Task goal:
Write the records out again exactly, leaving no images in.

⟨

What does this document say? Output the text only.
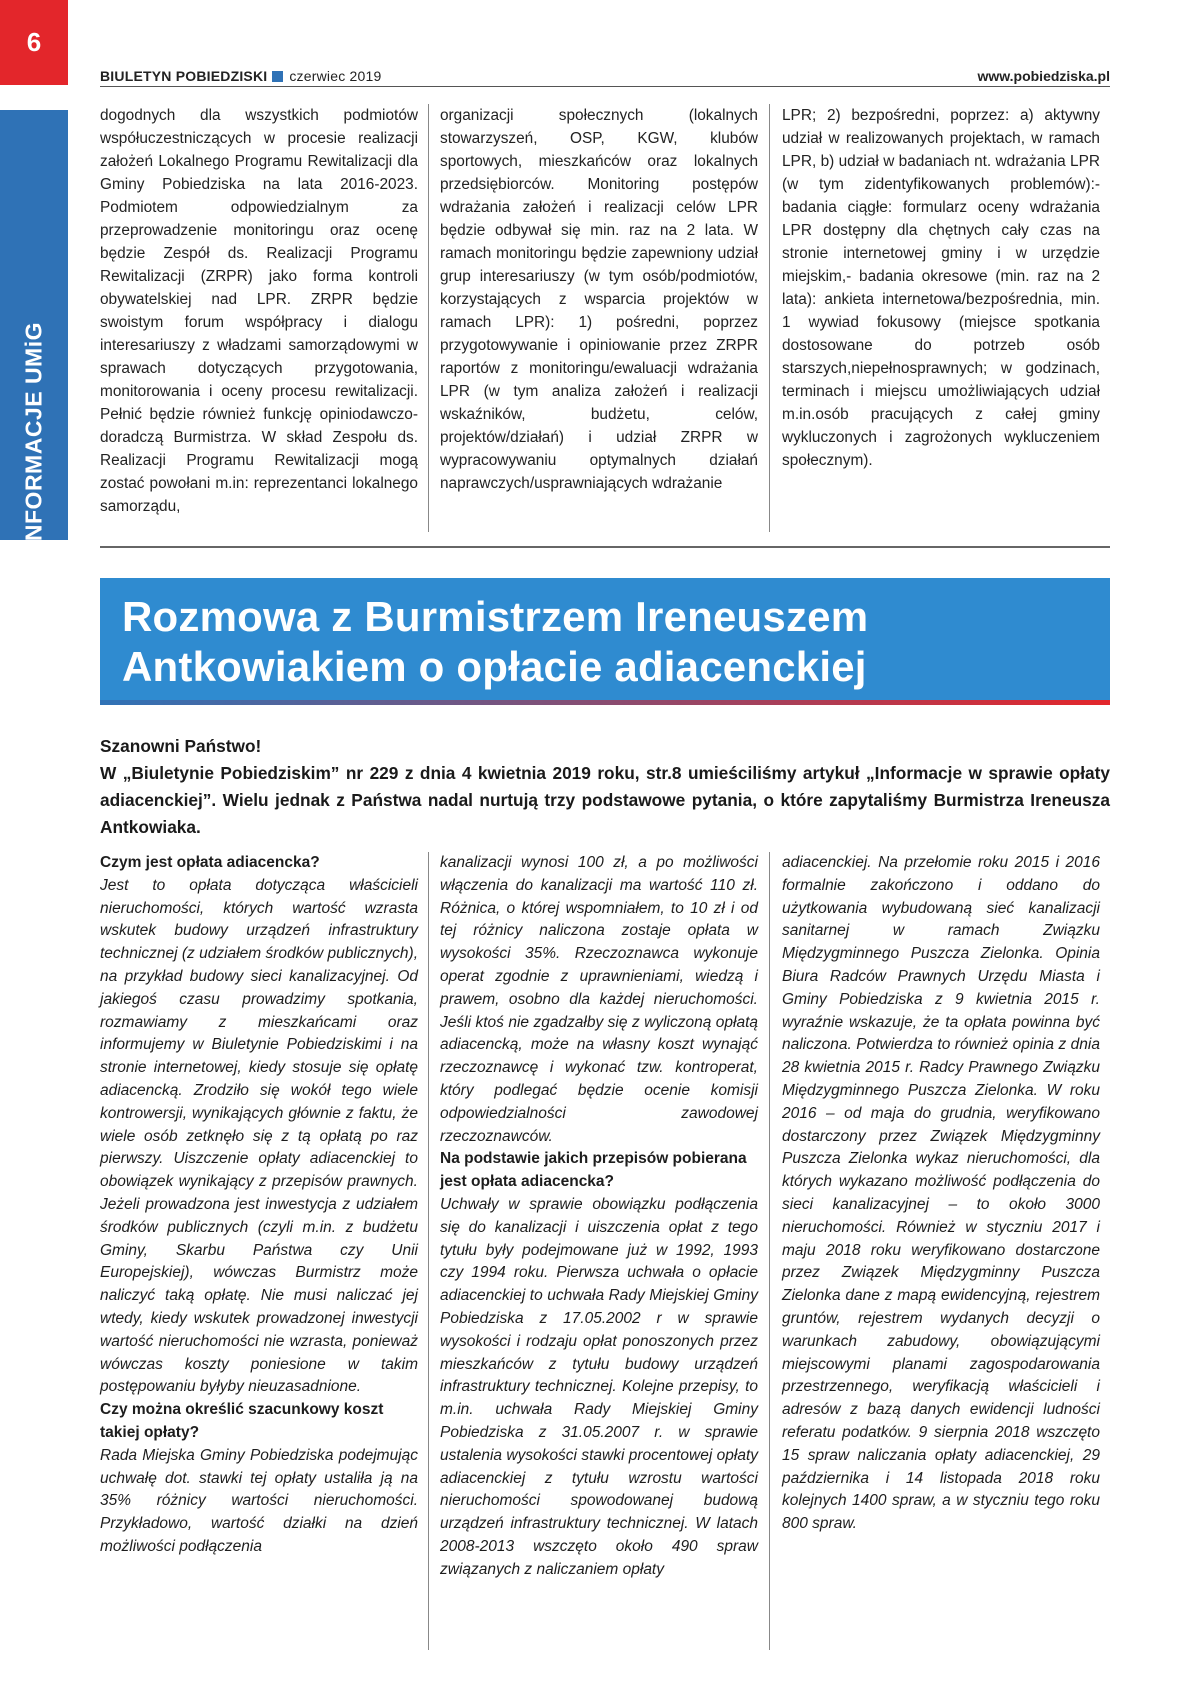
6
INFORMACJE UMiG
BIULETYN POBIEDZISKI czerwiec 2019	www.pobiedziska.pl

dogodnych dla wszystkich podmiotów współuczestniczących w procesie realizacji założeń Lokalnego Programu Rewitalizacji dla Gminy Pobiedziska na lata 2016-2023. Podmiotem odpowiedzialnym za przeprowadzenie monitoringu oraz ocenę będzie Zespół ds. Realizacji Programu Rewitalizacji (ZRPR) jako forma kontroli obywatelskiej nad LPR. ZRPR będzie swoistym forum współpracy i dialogu interesariuszy z władzami samorządowymi w sprawach dotyczących przygotowania, monitorowania i oceny procesu rewitalizacji. Pełnić będzie również funkcję opiniodawczo-doradczą Burmistrza. W skład Zespołu ds. Realizacji Programu Rewitalizacji mogą zostać powołani m.in: reprezentanci lokalnego samorządu,

organizacji społecznych (lokalnych stowarzyszeń, OSP, KGW, klubów sportowych, mieszkańców oraz lokalnych przedsiębiorców. Monitoring postępów wdrażania założeń i realizacji celów LPR będzie odbywał się min. raz na 2 lata. W ramach monitoringu będzie zapewniony udział grup interesariuszy (w tym osób/podmiotów, korzystających z wsparcia projektów w ramach LPR): 1) pośredni, poprzez przygotowywanie i opiniowanie przez ZRPR raportów z monitoringu/ewaluacji wdrażania LPR (w tym analiza założeń i realizacji wskaźników, budżetu, celów, projektów/działań) i udział ZRPR w wypracowywaniu optymalnych działań naprawczych/usprawniających wdrażanie

LPR; 2) bezpośredni, poprzez: a) aktywny udział w realizowanych projektach, w ramach LPR, b) udział w badaniach nt. wdrażania LPR (w tym zidentyfikowanych problemów):- badania ciągłe: formularz oceny wdrażania LPR dostępny dla chętnych cały czas na stronie internetowej gminy i w urzędzie miejskim,- badania okresowe (min. raz na 2 lata): ankieta internetowa/bezpośrednia, min. 1 wywiad fokusowy (miejsce spotkania dostosowane do potrzeb osób starszych,niepełnosprawnych; w godzinach, terminach i miejscu umożliwiających udział m.in.osób pracujących z całej gminy wykluczonych i zagrożonych wykluczeniem społecznym).

Rozmowa z Burmistrzem Ireneuszem Antkowiakiem o opłacie adiacenckiej

Szanowni Państwo!

W „Biuletynie Pobiedziskim” nr 229 z dnia 4 kwietnia 2019 roku, str.8 umieściliśmy artykuł „Informacje w sprawie opłaty adiacenckiej”. Wielu jednak z Państwa nadal nurtują trzy podstawowe pytania, o które zapytaliśmy Burmistrza Ireneusza Antkowiaka.

Czym jest opłata adiacencka?

Jest to opłata dotycząca właścicieli nieruchomości, których wartość wzrasta wskutek budowy urządzeń infrastruktury technicznej (z udziałem środków publicznych), na przykład budowy sieci kanalizacyjnej. Od jakiegoś czasu prowadzimy spotkania, rozmawiamy z mieszkańcami oraz informujemy w Biuletynie Pobiedziskimi i na stronie internetowej, kiedy stosuje się opłatę adiacencką. Zrodziło się wokół tego wiele kontrowersji, wynikających głównie z faktu, że wiele osób zetknęło się z tą opłatą po raz pierwszy. Uiszczenie opłaty adiacenckiej to obowiązek wynikający z przepisów prawnych. Jeżeli prowadzona jest inwestycja z udziałem środków publicznych (czyli m.in. z budżetu Gminy, Skarbu Państwa czy Unii Europejskiej), wówczas Burmistrz może naliczyć taką opłatę. Nie musi naliczać jej wtedy, kiedy wskutek prowadzonej inwestycji wartość nieruchomości nie wzrasta, ponieważ wówczas koszty poniesione w takim postępowaniu byłyby nieuzasadnione.

Czy można określić szacunkowy koszt takiej opłaty?

Rada Miejska Gminy Pobiedziska podejmując uchwałę dot. stawki tej opłaty ustaliła ją na 35% różnicy wartości nieruchomości. Przykładowo, wartość działki na dzień możliwości podłączenia

kanalizacji wynosi 100 zł, a po możliwości włączenia do kanalizacji ma wartość 110 zł. Różnica, o której wspomniałem, to 10 zł i od tej różnicy naliczona zostaje opłata w wysokości 35%. Rzeczoznawca wykonuje operat zgodnie z uprawnieniami, wiedzą i prawem, osobno dla każdej nieruchomości. Jeśli ktoś nie zgadzałby się z wyliczoną opłatą adiacencką, może na własny koszt wynająć rzeczoznawcę i wykonać tzw. kontroperat, który podlegać będzie ocenie komisji odpowiedzialności zawodowej rzeczoznawców.

Na podstawie jakich przepisów pobierana jest opłata adiacencka?

Uchwały w sprawie obowiązku podłączenia się do kanalizacji i uiszczenia opłat z tego tytułu były podejmowane już w 1992, 1993 czy 1994 roku. Pierwsza uchwała o opłacie adiacenckiej to uchwała Rady Miejskiej Gminy Pobiedziska z 17.05.2002 r w sprawie wysokości i rodzaju opłat ponoszonych przez mieszkańców z tytułu budowy urządzeń infrastruktury technicznej. Kolejne przepisy, to m.in. uchwała Rady Miejskiej Gminy Pobiedziska z 31.05.2007 r. w sprawie ustalenia wysokości stawki procentowej opłaty adiacenckiej z tytułu wzrostu wartości nieruchomości spowodowanej budową urządzeń infrastruktury technicznej. W latach 2008-2013 wszczęto około 490 spraw związanych z naliczaniem opłaty

adiacenckiej. Na przełomie roku 2015 i 2016 formalnie zakończono i oddano do użytkowania wybudowaną sieć kanalizacji sanitarnej w ramach Związku Międzygminnego Puszcza Zielonka. Opinia Biura Radców Prawnych Urzędu Miasta i Gminy Pobiedziska z 9 kwietnia 2015 r. wyraźnie wskazuje, że ta opłata powinna być naliczona. Potwierdza to również opinia z dnia 28 kwietnia 2015 r. Radcy Prawnego Związku Międzygminnego Puszcza Zielonka. W roku 2016 – od maja do grudnia, weryfikowano dostarczony przez Związek Międzygminny Puszcza Zielonka wykaz nieruchomości, dla których wykazano możliwość podłączenia do sieci kanalizacyjnej – to około 3000 nieruchomości. Również w styczniu 2017 i maju 2018 roku weryfikowano dostarczone przez Związek Międzygminny Puszcza Zielonka dane z mapą ewidencyjną, rejestrem gruntów, rejestrem wydanych decyzji o warunkach zabudowy, obowiązującymi miejscowymi planami zagospodarowania przestrzennego, weryfikacją właścicieli i adresów z bazą danych ewidencji ludności referatu podatków. 9 sierpnia 2018 wszczęto 15 spraw naliczania opłaty adiacenckiej, 29 października i 14 listopada 2018 roku kolejnych 1400 spraw, a w styczniu tego roku 800 spraw.
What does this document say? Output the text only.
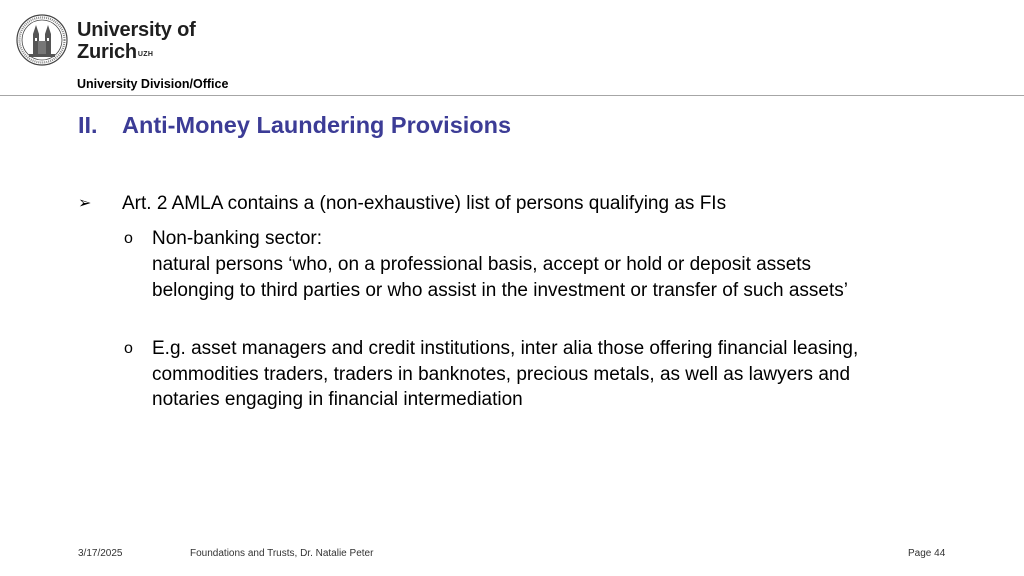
University of
Zurich$^{UZH}$
University Division/Office
II. Anti-Money Laundering Provisions
➢ Art. 2 AMLA contains a (non-exhaustive) list of persons qualifying as FIs
o Non-banking sector:
natural persons ‘who, on a professional basis, accept or hold or deposit assets
belonging to third parties or who assist in the investment or transfer of such assets’
o E.g. asset managers and credit institutions, inter alia those offering financial leasing,
commodities traders, traders in banknotes, precious metals, as well as lawyers and
notaries engaging in financial intermediation
3/17/2025	Foundations and Trusts, Dr. Natalie Peter	Page 44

⟩

Task output:
What does this document say? Output the text only.
6
INFORMACJE UMiG
BIULETYN POBIEDZISKI czerwiec 2019	www.pobiedziska.pl

dogodnych dla wszystkich podmiotów współuczestniczących w procesie realizacji założeń Lokalnego Programu Rewitalizacji dla Gminy Pobiedziska na lata 2016-2023. Podmiotem odpowiedzialnym za przeprowadzenie monitoringu oraz ocenę będzie Zespół ds. Realizacji Programu Rewitalizacji (ZRPR) jako forma kontroli obywatelskiej nad LPR. ZRPR będzie swoistym forum współpracy i dialogu interesariuszy z władzami samorządowymi w sprawach dotyczących przygotowania, monitorowania i oceny procesu rewitalizacji. Pełnić będzie również funkcję opiniodawczo-doradczą Burmistrza. W skład Zespołu ds. Realizacji Programu Rewitalizacji mogą zostać powołani m.in: reprezentanci lokalnego samorządu,

organizacji społecznych (lokalnych stowarzyszeń, OSP, KGW, klubów sportowych, mieszkańców oraz lokalnych przedsiębiorców. Monitoring postępów wdrażania założeń i realizacji celów LPR będzie odbywał się min. raz na 2 lata. W ramach monitoringu będzie zapewniony udział grup interesariuszy (w tym osób/podmiotów, korzystających z wsparcia projektów w ramach LPR): 1) pośredni, poprzez przygotowywanie i opiniowanie przez ZRPR raportów z monitoringu/ewaluacji wdrażania LPR (w tym analiza założeń i realizacji wskaźników, budżetu, celów, projektów/działań) i udział ZRPR w wypracowywaniu optymalnych działań naprawczych/usprawniających wdrażanie

LPR; 2) bezpośredni, poprzez: a) aktywny udział w realizowanych projektach, w ramach LPR, b) udział w badaniach nt. wdrażania LPR (w tym zidentyfikowanych problemów):- badania ciągłe: formularz oceny wdrażania LPR dostępny dla chętnych cały czas na stronie internetowej gminy i w urzędzie miejskim,- badania okresowe (min. raz na 2 lata): ankieta internetowa/bezpośrednia, min. 1 wywiad fokusowy (miejsce spotkania dostosowane do potrzeb osób starszych,niepełnosprawnych; w godzinach, terminach i miejscu umożliwiających udział m.in.osób pracujących z całej gminy wykluczonych i zagrożonych wykluczeniem społecznym).

Rozmowa z Burmistrzem Ireneuszem Antkowiakiem o opłacie adiacenckiej

Szanowni Państwo!

W „Biuletynie Pobiedziskim” nr 229 z dnia 4 kwietnia 2019 roku, str.8 umieściliśmy artykuł „Informacje w sprawie opłaty adiacenckiej”. Wielu jednak z Państwa nadal nurtują trzy podstawowe pytania, o które zapytaliśmy Burmistrza Ireneusza Antkowiaka.

Czym jest opłata adiacencka?

Jest to opłata dotycząca właścicieli nieruchomości, których wartość wzrasta wskutek budowy urządzeń infrastruktury technicznej (z udziałem środków publicznych), na przykład budowy sieci kanalizacyjnej. Od jakiegoś czasu prowadzimy spotkania, rozmawiamy z mieszkańcami oraz informujemy w Biuletynie Pobiedziskimi i na stronie internetowej, kiedy stosuje się opłatę adiacencką. Zrodziło się wokół tego wiele kontrowersji, wynikających głównie z faktu, że wiele osób zetknęło się z tą opłatą po raz pierwszy. Uiszczenie opłaty adiacenckiej to obowiązek wynikający z przepisów prawnych. Jeżeli prowadzona jest inwestycja z udziałem środków publicznych (czyli m.in. z budżetu Gminy, Skarbu Państwa czy Unii Europejskiej), wówczas Burmistrz może naliczyć taką opłatę. Nie musi naliczać jej wtedy, kiedy wskutek prowadzonej inwestycji wartość nieruchomości nie wzrasta, ponieważ wówczas koszty poniesione w takim postępowaniu byłyby nieuzasadnione.

Czy można określić szacunkowy koszt takiej opłaty?

Rada Miejska Gminy Pobiedziska podejmując uchwałę dot. stawki tej opłaty ustaliła ją na 35% różnicy wartości nieruchomości. Przykładowo, wartość działki na dzień możliwości podłączenia

kanalizacji wynosi 100 zł, a po możliwości włączenia do kanalizacji ma wartość 110 zł. Różnica, o której wspomniałem, to 10 zł i od tej różnicy naliczona zostaje opłata w wysokości 35%. Rzeczoznawca wykonuje operat zgodnie z uprawnieniami, wiedzą i prawem, osobno dla każdej nieruchomości. Jeśli ktoś nie zgadzałby się z wyliczoną opłatą adiacencką, może na własny koszt wynająć rzeczoznawcę i wykonać tzw. kontroperat, który podlegać będzie ocenie komisji odpowiedzialności zawodowej rzeczoznawców.

Na podstawie jakich przepisów pobierana jest opłata adiacencka?

Uchwały w sprawie obowiązku podłączenia się do kanalizacji i uiszczenia opłat z tego tytułu były podejmowane już w 1992, 1993 czy 1994 roku. Pierwsza uchwała o opłacie adiacenckiej to uchwała Rady Miejskiej Gminy Pobiedziska z 17.05.2002 r w sprawie wysokości i rodzaju opłat ponoszonych przez mieszkańców z tytułu budowy urządzeń infrastruktury technicznej. Kolejne przepisy, to m.in. uchwała Rady Miejskiej Gminy Pobiedziska z 31.05.2007 r. w sprawie ustalenia wysokości stawki procentowej opłaty adiacenckiej z tytułu wzrostu wartości nieruchomości spowodowanej budową urządzeń infrastruktury technicznej. W latach 2008-2013 wszczęto około 490 spraw związanych z naliczaniem opłaty

adiacenckiej. Na przełomie roku 2015 i 2016 formalnie zakończono i oddano do użytkowania wybudowaną sieć kanalizacji sanitarnej w ramach Związku Międzygminnego Puszcza Zielonka. Opinia Biura Radców Prawnych Urzędu Miasta i Gminy Pobiedziska z 9 kwietnia 2015 r. wyraźnie wskazuje, że ta opłata powinna być naliczona. Potwierdza to również opinia z dnia 28 kwietnia 2015 r. Radcy Prawnego Związku Międzygminnego Puszcza Zielonka. W roku 2016 – od maja do grudnia, weryfikowano dostarczony przez Związek Międzygminny Puszcza Zielonka wykaz nieruchomości, dla których wykazano możliwość podłączenia do sieci kanalizacyjnej – to około 3000 nieruchomości. Również w styczniu 2017 i maju 2018 roku weryfikowano dostarczone przez Związek Międzygminny Puszcza Zielonka dane z mapą ewidencyjną, rejestrem gruntów, rejestrem wydanych decyzji o warunkach zabudowy, obowiązującymi miejscowymi planami zagospodarowania przestrzennego, weryfikacją właścicieli i adresów z bazą danych ewidencji ludności referatu podatków. 9 sierpnia 2018 wszczęto 15 spraw naliczania opłaty adiacenckiej, 29 października i 14 listopada 2018 roku kolejnych 1400 spraw, a w styczniu tego roku 800 spraw.
What does this document say? Output the text only.
University of
Zurich$^{UZH}$
University Division/Office
II. Anti-Money Laundering Provisions
➢ Art. 2 AMLA contains a (non-exhaustive) list of persons qualifying as FIs
o Non-banking sector:
natural persons ‘who, on a professional basis, accept or hold or deposit assets
belonging to third parties or who assist in the investment or transfer of such assets’
o E.g. asset managers and credit institutions, inter alia those offering financial leasing,
commodities traders, traders in banknotes, precious metals, as well as lawyers and
notaries engaging in financial intermediation
3/17/2025	Foundations and Trusts, Dr. Natalie Peter	Page 44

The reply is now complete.